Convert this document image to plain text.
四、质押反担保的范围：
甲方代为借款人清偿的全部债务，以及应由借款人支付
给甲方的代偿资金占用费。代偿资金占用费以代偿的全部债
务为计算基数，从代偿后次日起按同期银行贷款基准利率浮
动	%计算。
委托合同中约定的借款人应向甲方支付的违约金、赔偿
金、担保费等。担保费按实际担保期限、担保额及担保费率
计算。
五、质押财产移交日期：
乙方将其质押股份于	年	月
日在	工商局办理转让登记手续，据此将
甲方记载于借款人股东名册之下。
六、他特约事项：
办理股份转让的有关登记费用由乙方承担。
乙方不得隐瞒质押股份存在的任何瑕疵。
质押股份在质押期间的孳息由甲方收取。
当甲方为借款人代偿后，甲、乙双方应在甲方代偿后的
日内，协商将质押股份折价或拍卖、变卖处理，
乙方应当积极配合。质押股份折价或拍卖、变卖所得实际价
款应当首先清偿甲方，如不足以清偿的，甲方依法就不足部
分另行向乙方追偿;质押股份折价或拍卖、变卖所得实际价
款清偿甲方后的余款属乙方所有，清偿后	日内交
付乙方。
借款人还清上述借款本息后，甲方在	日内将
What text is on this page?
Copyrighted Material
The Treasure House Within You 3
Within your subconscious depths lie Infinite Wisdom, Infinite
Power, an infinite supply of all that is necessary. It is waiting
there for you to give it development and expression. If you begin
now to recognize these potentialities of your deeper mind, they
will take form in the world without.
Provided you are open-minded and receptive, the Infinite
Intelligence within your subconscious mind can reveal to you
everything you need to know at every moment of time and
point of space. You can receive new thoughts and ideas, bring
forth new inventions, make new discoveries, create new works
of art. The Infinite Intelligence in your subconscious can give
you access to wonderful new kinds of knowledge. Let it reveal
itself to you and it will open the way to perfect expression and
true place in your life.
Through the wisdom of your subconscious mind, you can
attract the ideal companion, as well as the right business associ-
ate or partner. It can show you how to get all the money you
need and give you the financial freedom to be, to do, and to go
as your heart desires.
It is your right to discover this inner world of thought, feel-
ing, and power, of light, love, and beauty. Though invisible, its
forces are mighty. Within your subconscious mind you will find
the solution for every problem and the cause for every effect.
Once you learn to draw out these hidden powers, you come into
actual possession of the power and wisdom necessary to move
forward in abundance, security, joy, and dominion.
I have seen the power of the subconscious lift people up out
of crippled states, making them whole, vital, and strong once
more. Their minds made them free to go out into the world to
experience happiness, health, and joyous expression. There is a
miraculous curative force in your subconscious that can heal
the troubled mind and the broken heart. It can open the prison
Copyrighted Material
##############################
▶ **Given instruction**
Every line above needs to be retyped exactly.

▶ **Exercise response**
Convert this document image to plain text.
四、质押反担保的范围：
甲方代为借款人清偿的全部债务，以及应由借款人支付
给甲方的代偿资金占用费。代偿资金占用费以代偿的全部债
务为计算基数，从代偿后次日起按同期银行贷款基准利率浮
动	%计算。
委托合同中约定的借款人应向甲方支付的违约金、赔偿
金、担保费等。担保费按实际担保期限、担保额及担保费率
计算。
五、质押财产移交日期：
乙方将其质押股份于	年	月
日在	工商局办理转让登记手续，据此将
甲方记载于借款人股东名册之下。
六、他特约事项：
办理股份转让的有关登记费用由乙方承担。
乙方不得隐瞒质押股份存在的任何瑕疵。
质押股份在质押期间的孳息由甲方收取。
当甲方为借款人代偿后，甲、乙双方应在甲方代偿后的
日内，协商将质押股份折价或拍卖、变卖处理，
乙方应当积极配合。质押股份折价或拍卖、变卖所得实际价
款应当首先清偿甲方，如不足以清偿的，甲方依法就不足部
分另行向乙方追偿;质押股份折价或拍卖、变卖所得实际价
款清偿甲方后的余款属乙方所有，清偿后	日内交
付乙方。
借款人还清上述借款本息后，甲方在	日内将
What text is on this page?
Copyrighted Material
The Treasure House Within You 3
Within your subconscious depths lie Infinite Wisdom, Infinite
Power, an infinite supply of all that is necessary. It is waiting
there for you to give it development and expression. If you begin
now to recognize these potentialities of your deeper mind, they
will take form in the world without.
Provided you are open-minded and receptive, the Infinite
Intelligence within your subconscious mind can reveal to you
everything you need to know at every moment of time and
point of space. You can receive new thoughts and ideas, bring
forth new inventions, make new discoveries, create new works
of art. The Infinite Intelligence in your subconscious can give
you access to wonderful new kinds of knowledge. Let it reveal
itself to you and it will open the way to perfect expression and
true place in your life.
Through the wisdom of your subconscious mind, you can
attract the ideal companion, as well as the right business associ-
ate or partner. It can show you how to get all the money you
need and give you the financial freedom to be, to do, and to go
as your heart desires.
It is your right to discover this inner world of thought, feel-
ing, and power, of light, love, and beauty. Though invisible, its
forces are mighty. Within your subconscious mind you will find
the solution for every problem and the cause for every effect.
Once you learn to draw out these hidden powers, you come into
actual possession of the power and wisdom necessary to move
forward in abundance, security, joy, and dominion.
I have seen the power of the subconscious lift people up out
of crippled states, making them whole, vital, and strong once
more. Their minds made them free to go out into the world to
experience happiness, health, and joyous expression. There is a
miraculous curative force in your subconscious that can heal
the troubled mind and the broken heart. It can open the prison
Copyrighted Material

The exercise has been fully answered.